[Records excerpted from a collection]
[Start of Attachment]

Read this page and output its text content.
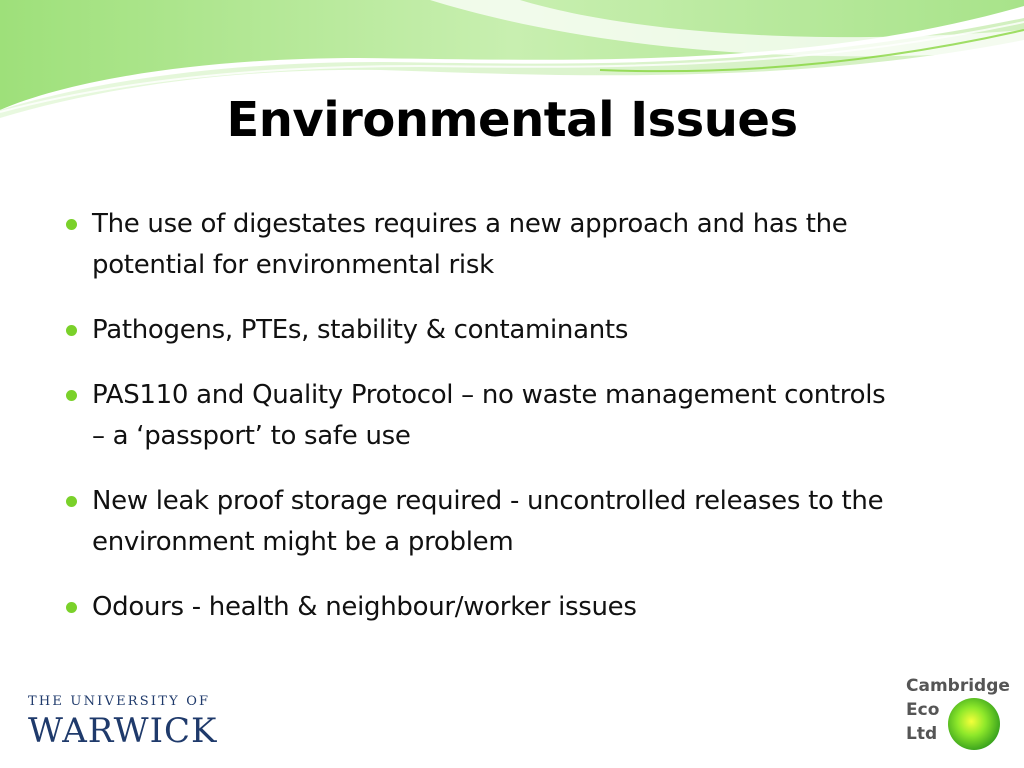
Environmental Issues
The use of digestates requires a new approach and has the
potential for environmental risk
Pathogens, PTEs, stability & contaminants
PAS110 and Quality Protocol – no waste management controls
– a ‘passport’ to safe use
New leak proof storage required - uncontrolled releases to the
environment might be a problem
Odours - health & neighbour/worker issues
THE UNIVERSITY OF
WARWICK
Cambridge
Eco
Ltd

[End of Attachment]

[WORK TO BE COMPLETED]:
Pictures are not part of the copy; transcribe the rest of the data verbatim.

[SOLUTION FOR THIS PROBLEM]:
Read this page and output its text content.
Environmental Issues
The use of digestates requires a new approach and has the
potential for environmental risk
Pathogens, PTEs, stability & contaminants
PAS110 and Quality Protocol – no waste management controls
– a ‘passport’ to safe use
New leak proof storage required - uncontrolled releases to the
environment might be a problem
Odours - health & neighbour/worker issues
THE UNIVERSITY OF
WARWICK
Cambridge
Eco
Ltd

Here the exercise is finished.